Exact repetition is required: output every record in full.

- [Raw records]:
○ ○ ○ ○
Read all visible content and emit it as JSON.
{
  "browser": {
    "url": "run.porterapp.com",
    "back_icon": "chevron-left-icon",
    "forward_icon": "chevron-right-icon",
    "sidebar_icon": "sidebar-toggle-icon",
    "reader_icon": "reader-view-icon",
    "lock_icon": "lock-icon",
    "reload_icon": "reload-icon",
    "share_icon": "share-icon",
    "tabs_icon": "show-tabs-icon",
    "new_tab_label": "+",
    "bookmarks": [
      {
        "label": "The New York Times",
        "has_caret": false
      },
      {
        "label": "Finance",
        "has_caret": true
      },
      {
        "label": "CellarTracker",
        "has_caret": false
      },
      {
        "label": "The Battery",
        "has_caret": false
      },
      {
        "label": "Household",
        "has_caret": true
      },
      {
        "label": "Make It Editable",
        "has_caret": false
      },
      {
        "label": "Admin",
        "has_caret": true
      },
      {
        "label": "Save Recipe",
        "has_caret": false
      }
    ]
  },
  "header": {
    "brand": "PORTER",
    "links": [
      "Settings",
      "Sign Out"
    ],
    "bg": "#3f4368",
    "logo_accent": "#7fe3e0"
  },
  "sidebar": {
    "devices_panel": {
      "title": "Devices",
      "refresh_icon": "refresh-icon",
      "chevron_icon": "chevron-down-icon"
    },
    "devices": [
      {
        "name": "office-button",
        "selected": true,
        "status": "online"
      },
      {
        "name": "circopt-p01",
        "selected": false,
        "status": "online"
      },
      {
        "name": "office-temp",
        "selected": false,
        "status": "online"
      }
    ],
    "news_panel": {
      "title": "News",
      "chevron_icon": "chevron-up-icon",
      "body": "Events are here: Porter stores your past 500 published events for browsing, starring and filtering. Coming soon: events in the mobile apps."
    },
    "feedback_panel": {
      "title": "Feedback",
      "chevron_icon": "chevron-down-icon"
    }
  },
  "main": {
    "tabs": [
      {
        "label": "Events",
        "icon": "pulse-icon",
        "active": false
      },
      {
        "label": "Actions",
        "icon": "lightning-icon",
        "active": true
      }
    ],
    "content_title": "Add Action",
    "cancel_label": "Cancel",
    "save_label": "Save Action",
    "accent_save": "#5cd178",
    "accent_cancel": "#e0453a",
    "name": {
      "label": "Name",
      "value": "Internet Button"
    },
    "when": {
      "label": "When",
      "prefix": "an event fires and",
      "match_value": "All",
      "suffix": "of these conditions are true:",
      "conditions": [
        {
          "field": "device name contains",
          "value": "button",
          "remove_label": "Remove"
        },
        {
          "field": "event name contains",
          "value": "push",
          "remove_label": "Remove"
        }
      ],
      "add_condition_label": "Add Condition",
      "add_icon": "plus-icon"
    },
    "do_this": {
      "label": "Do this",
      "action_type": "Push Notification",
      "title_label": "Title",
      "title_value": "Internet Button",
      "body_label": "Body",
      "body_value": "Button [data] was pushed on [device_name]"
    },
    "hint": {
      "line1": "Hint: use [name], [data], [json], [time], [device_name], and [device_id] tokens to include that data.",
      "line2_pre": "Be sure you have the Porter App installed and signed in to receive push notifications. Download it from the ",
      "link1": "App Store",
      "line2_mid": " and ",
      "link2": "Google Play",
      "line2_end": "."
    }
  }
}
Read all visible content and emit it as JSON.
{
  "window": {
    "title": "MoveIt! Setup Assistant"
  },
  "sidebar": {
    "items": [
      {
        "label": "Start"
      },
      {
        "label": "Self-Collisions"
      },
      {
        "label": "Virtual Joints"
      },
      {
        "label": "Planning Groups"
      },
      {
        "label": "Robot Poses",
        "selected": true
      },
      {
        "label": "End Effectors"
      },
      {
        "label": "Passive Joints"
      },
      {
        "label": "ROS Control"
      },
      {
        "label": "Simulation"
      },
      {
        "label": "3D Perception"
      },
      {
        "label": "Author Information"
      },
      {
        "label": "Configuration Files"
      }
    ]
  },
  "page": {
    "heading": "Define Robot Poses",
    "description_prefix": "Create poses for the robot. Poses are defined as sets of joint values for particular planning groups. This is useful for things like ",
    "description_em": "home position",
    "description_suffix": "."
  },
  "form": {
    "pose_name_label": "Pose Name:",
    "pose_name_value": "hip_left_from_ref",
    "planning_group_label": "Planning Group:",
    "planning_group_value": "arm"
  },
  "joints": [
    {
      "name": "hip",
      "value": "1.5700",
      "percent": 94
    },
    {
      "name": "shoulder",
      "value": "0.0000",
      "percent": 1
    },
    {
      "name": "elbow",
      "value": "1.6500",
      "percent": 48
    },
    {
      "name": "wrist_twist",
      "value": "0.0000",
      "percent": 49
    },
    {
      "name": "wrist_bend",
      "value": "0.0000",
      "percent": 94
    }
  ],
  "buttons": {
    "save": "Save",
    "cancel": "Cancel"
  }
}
○ ○ ○ ○
- [RESPONSE TO THIS EXERCISE]:
Read all visible content and emit it as JSON.
{
  "browser": {
    "url": "run.porterapp.com",
    "back_icon": "chevron-left-icon",
    "forward_icon": "chevron-right-icon",
    "sidebar_icon": "sidebar-toggle-icon",
    "reader_icon": "reader-view-icon",
    "lock_icon": "lock-icon",
    "reload_icon": "reload-icon",
    "share_icon": "share-icon",
    "tabs_icon": "show-tabs-icon",
    "new_tab_label": "+",
    "bookmarks": [
      {
        "label": "The New York Times",
        "has_caret": false
      },
      {
        "label": "Finance",
        "has_caret": true
      },
      {
        "label": "CellarTracker",
        "has_caret": false
      },
      {
        "label": "The Battery",
        "has_caret": false
      },
      {
        "label": "Household",
        "has_caret": true
      },
      {
        "label": "Make It Editable",
        "has_caret": false
      },
      {
        "label": "Admin",
        "has_caret": true
      },
      {
        "label": "Save Recipe",
        "has_caret": false
      }
    ]
  },
  "header": {
    "brand": "PORTER",
    "links": [
      "Settings",
      "Sign Out"
    ],
    "bg": "#3f4368",
    "logo_accent": "#7fe3e0"
  },
  "sidebar": {
    "devices_panel": {
      "title": "Devices",
      "refresh_icon": "refresh-icon",
      "chevron_icon": "chevron-down-icon"
    },
    "devices": [
      {
        "name": "office-button",
        "selected": true,
        "status": "online"
      },
      {
        "name": "circopt-p01",
        "selected": false,
        "status": "online"
      },
      {
        "name": "office-temp",
        "selected": false,
        "status": "online"
      }
    ],
    "news_panel": {
      "title": "News",
      "chevron_icon": "chevron-up-icon",
      "body": "Events are here: Porter stores your past 500 published events for browsing, starring and filtering. Coming soon: events in the mobile apps."
    },
    "feedback_panel": {
      "title": "Feedback",
      "chevron_icon": "chevron-down-icon"
    }
  },
  "main": {
    "tabs": [
      {
        "label": "Events",
        "icon": "pulse-icon",
        "active": false
      },
      {
        "label": "Actions",
        "icon": "lightning-icon",
        "active": true
      }
    ],
    "content_title": "Add Action",
    "cancel_label": "Cancel",
    "save_label": "Save Action",
    "accent_save": "#5cd178",
    "accent_cancel": "#e0453a",
    "name": {
      "label": "Name",
      "value": "Internet Button"
    },
    "when": {
      "label": "When",
      "prefix": "an event fires and",
      "match_value": "All",
      "suffix": "of these conditions are true:",
      "conditions": [
        {
          "field": "device name contains",
          "value": "button",
          "remove_label": "Remove"
        },
        {
          "field": "event name contains",
          "value": "push",
          "remove_label": "Remove"
        }
      ],
      "add_condition_label": "Add Condition",
      "add_icon": "plus-icon"
    },
    "do_this": {
      "label": "Do this",
      "action_type": "Push Notification",
      "title_label": "Title",
      "title_value": "Internet Button",
      "body_label": "Body",
      "body_value": "Button [data] was pushed on [device_name]"
    },
    "hint": {
      "line1": "Hint: use [name], [data], [json], [time], [device_name], and [device_id] tokens to include that data.",
      "line2_pre": "Be sure you have the Porter App installed and signed in to receive push notifications. Download it from the ",
      "link1": "App Store",
      "line2_mid": " and ",
      "link2": "Google Play",
      "line2_end": "."
    }
  }
}
Read all visible content and emit it as JSON.
{
  "window": {
    "title": "MoveIt! Setup Assistant"
  },
  "sidebar": {
    "items": [
      {
        "label": "Start"
      },
      {
        "label": "Self-Collisions"
      },
      {
        "label": "Virtual Joints"
      },
      {
        "label": "Planning Groups"
      },
      {
        "label": "Robot Poses",
        "selected": true
      },
      {
        "label": "End Effectors"
      },
      {
        "label": "Passive Joints"
      },
      {
        "label": "ROS Control"
      },
      {
        "label": "Simulation"
      },
      {
        "label": "3D Perception"
      },
      {
        "label": "Author Information"
      },
      {
        "label": "Configuration Files"
      }
    ]
  },
  "page": {
    "heading": "Define Robot Poses",
    "description_prefix": "Create poses for the robot. Poses are defined as sets of joint values for particular planning groups. This is useful for things like ",
    "description_em": "home position",
    "description_suffix": "."
  },
  "form": {
    "pose_name_label": "Pose Name:",
    "pose_name_value": "hip_left_from_ref",
    "planning_group_label": "Planning Group:",
    "planning_group_value": "arm"
  },
  "joints": [
    {
      "name": "hip",
      "value": "1.5700",
      "percent": 94
    },
    {
      "name": "shoulder",
      "value": "0.0000",
      "percent": 1
    },
    {
      "name": "elbow",
      "value": "1.6500",
      "percent": 48
    },
    {
      "name": "wrist_twist",
      "value": "0.0000",
      "percent": 49
    },
    {
      "name": "wrist_bend",
      "value": "0.0000",
      "percent": 94
    }
  ],
  "buttons": {
    "save": "Save",
    "cancel": "Cancel"
  }
}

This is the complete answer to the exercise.